Write out each line that follows exactly as it stands, without the pictures.

[start Listed entries]

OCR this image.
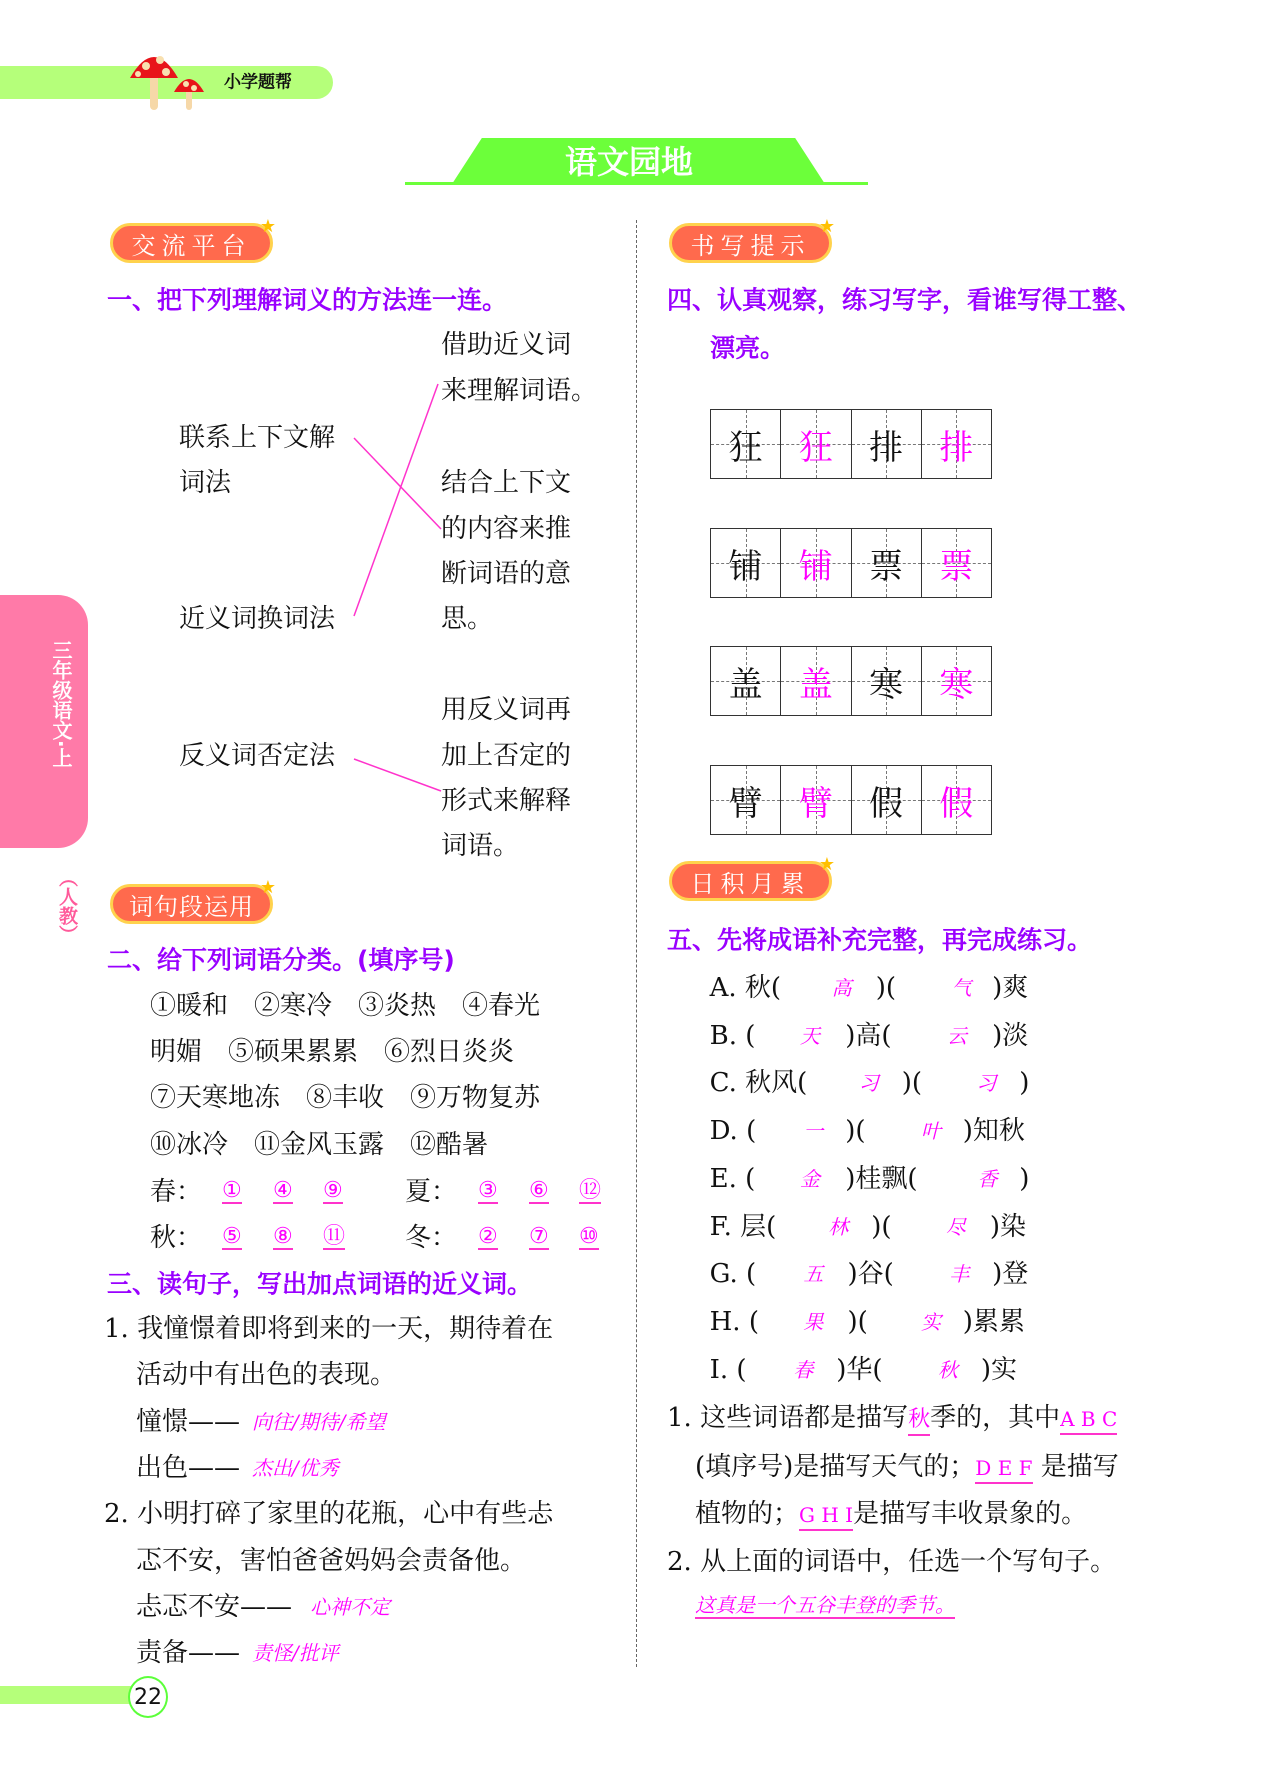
小学题帮
语文园地
三年级语文·上
（人教）
交流平台
★
一、把下列理解词义的方法连一连。
联系上下文解
词法
近义词换词法
反义词否定法
借助近义词
来理解词语。
结合上下文
的内容来推
断词语的意
思。
用反义词再
加上否定的
形式来解释
词语。
词句段运用
★
二、给下列词语分类。(填序号)
①暖和　②寒冷　③炎热　④春光
明媚　⑤硕果累累　⑥烈日炎炎
⑦天寒地冻　⑧丰收　⑨万物复苏
⑩冰冷　⑪金风玉露　⑫酷暑
春： ① ④ ⑨ 夏： ③ ⑥ ⑫
秋： ⑤ ⑧ ⑪ 冬： ② ⑦ ⑩
三、读句子，写出加点词语的近义词。
1. 我憧憬着即将到来的一天，期待着在
活动中有出色的表现。
憧憬—— 向往/期待/希望
出色—— 杰出/优秀
2. 小明打碎了家里的花瓶，心中有些忐
忑不安，害怕爸爸妈妈会责备他。
忐忑不安—— 心神不定
责备—— 责怪/批评
22
书写提示
★
四、认真观察，练习写字，看谁写得工整、
漂亮。
狂 狂 排 排
铺 铺 票 票
盖 盖 寒 寒
臂 臂 假 假
日积月累
★
五、先将成语补充完整，再完成练习。
A. 秋(	高 )(	气 )爽
B. ( 天 )高(	云 )淡
C. 秋风(	习 )(	习 )
D. ( 一 )(	叶 )知秋
E. ( 金 )桂飘(	香 )
F. 层(	林 )(	尽 )染
G. ( 五 )谷(	丰 )登
H. ( 果 )(	实 )累累
I. ( 春 )华(	秋 )实
1. 这些词语都是描写秋季的，其中A B C
(填序号)是描写天气的；D E F 是描写
植物的；G H I是描写丰收景象的。
2. 从上面的词语中，任选一个写句子。
这真是一个五谷丰登的季节。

[end Listed entries]

• Response to the task:
OCR this image.
小学题帮
语文园地
三年级语文·上
（人教）
交流平台
★
一、把下列理解词义的方法连一连。
联系上下文解
词法
近义词换词法
反义词否定法
借助近义词
来理解词语。
结合上下文
的内容来推
断词语的意
思。
用反义词再
加上否定的
形式来解释
词语。
词句段运用
★
二、给下列词语分类。(填序号)
①暖和　②寒冷　③炎热　④春光
明媚　⑤硕果累累　⑥烈日炎炎
⑦天寒地冻　⑧丰收　⑨万物复苏
⑩冰冷　⑪金风玉露　⑫酷暑
春： ① ④ ⑨ 夏： ③ ⑥ ⑫
秋： ⑤ ⑧ ⑪ 冬： ② ⑦ ⑩
三、读句子，写出加点词语的近义词。
1. 我憧憬着即将到来的一天，期待着在
活动中有出色的表现。
憧憬—— 向往/期待/希望
出色—— 杰出/优秀
2. 小明打碎了家里的花瓶，心中有些忐
忑不安，害怕爸爸妈妈会责备他。
忐忑不安—— 心神不定
责备—— 责怪/批评
22
书写提示
★
四、认真观察，练习写字，看谁写得工整、
漂亮。
狂 狂 排 排
铺 铺 票 票
盖 盖 寒 寒
臂 臂 假 假
日积月累
★
五、先将成语补充完整，再完成练习。
A. 秋(	高 )(	气 )爽
B. ( 天 )高(	云 )淡
C. 秋风(	习 )(	习 )
D. ( 一 )(	叶 )知秋
E. ( 金 )桂飘(	香 )
F. 层(	林 )(	尽 )染
G. ( 五 )谷(	丰 )登
H. ( 果 )(	实 )累累
I. ( 春 )华(	秋 )实
1. 这些词语都是描写秋季的，其中A B C
(填序号)是描写天气的；D E F 是描写
植物的；G H I是描写丰收景象的。
2. 从上面的词语中，任选一个写句子。
这真是一个五谷丰登的季节。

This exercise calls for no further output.